(Collected data)
-- BEGIN --

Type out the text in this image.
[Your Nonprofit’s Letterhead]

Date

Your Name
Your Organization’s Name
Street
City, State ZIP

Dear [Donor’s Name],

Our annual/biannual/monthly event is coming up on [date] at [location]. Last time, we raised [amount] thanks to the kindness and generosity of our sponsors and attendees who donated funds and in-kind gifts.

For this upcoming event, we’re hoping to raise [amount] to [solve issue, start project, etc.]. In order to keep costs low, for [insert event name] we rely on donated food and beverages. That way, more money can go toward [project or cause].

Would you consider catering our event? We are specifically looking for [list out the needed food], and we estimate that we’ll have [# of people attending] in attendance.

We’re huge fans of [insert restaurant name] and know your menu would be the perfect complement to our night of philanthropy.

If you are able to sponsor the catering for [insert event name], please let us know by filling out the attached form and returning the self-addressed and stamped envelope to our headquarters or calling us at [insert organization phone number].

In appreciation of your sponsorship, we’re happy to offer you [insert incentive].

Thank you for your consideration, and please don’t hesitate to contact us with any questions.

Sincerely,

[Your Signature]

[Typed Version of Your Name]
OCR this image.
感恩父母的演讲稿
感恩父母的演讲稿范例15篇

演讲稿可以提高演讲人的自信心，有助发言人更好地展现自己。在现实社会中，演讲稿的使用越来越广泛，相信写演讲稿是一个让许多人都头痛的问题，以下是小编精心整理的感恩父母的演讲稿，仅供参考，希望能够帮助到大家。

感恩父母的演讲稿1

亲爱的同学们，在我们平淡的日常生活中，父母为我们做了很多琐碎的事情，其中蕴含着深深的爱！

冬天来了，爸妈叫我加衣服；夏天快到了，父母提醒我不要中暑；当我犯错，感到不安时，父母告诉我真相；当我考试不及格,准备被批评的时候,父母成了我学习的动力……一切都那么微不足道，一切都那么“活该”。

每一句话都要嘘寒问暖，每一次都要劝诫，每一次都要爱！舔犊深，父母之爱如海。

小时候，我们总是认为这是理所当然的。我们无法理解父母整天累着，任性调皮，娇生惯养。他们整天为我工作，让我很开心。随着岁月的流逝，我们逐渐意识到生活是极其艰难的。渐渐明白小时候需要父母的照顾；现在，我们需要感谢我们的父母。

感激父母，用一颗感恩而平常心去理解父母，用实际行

-- END --

Job: Please repeat the listing above in full and exactly.

Full output:
Type out the text in this image.
[Your Nonprofit’s Letterhead]

Date

Your Name
Your Organization’s Name
Street
City, State ZIP

Dear [Donor’s Name],

Our annual/biannual/monthly event is coming up on [date] at [location]. Last time, we raised [amount] thanks to the kindness and generosity of our sponsors and attendees who donated funds and in-kind gifts.

For this upcoming event, we’re hoping to raise [amount] to [solve issue, start project, etc.]. In order to keep costs low, for [insert event name] we rely on donated food and beverages. That way, more money can go toward [project or cause].

Would you consider catering our event? We are specifically looking for [list out the needed food], and we estimate that we’ll have [# of people attending] in attendance.

We’re huge fans of [insert restaurant name] and know your menu would be the perfect complement to our night of philanthropy.

If you are able to sponsor the catering for [insert event name], please let us know by filling out the attached form and returning the self-addressed and stamped envelope to our headquarters or calling us at [insert organization phone number].

In appreciation of your sponsorship, we’re happy to offer you [insert incentive].

Thank you for your consideration, and please don’t hesitate to contact us with any questions.

Sincerely,

[Your Signature]

[Typed Version of Your Name]
OCR this image.
感恩父母的演讲稿
感恩父母的演讲稿范例15篇

演讲稿可以提高演讲人的自信心，有助发言人更好地展现自己。在现实社会中，演讲稿的使用越来越广泛，相信写演讲稿是一个让许多人都头痛的问题，以下是小编精心整理的感恩父母的演讲稿，仅供参考，希望能够帮助到大家。

感恩父母的演讲稿1

亲爱的同学们，在我们平淡的日常生活中，父母为我们做了很多琐碎的事情，其中蕴含着深深的爱！

冬天来了，爸妈叫我加衣服；夏天快到了，父母提醒我不要中暑；当我犯错，感到不安时，父母告诉我真相；当我考试不及格,准备被批评的时候,父母成了我学习的动力……一切都那么微不足道，一切都那么“活该”。

每一句话都要嘘寒问暖，每一次都要劝诫，每一次都要爱！舔犊深，父母之爱如海。

小时候，我们总是认为这是理所当然的。我们无法理解父母整天累着，任性调皮，娇生惯养。他们整天为我工作，让我很开心。随着岁月的流逝，我们逐渐意识到生活是极其艰难的。渐渐明白小时候需要父母的照顾；现在，我们需要感谢我们的父母。

感激父母，用一颗感恩而平常心去理解父母，用实际行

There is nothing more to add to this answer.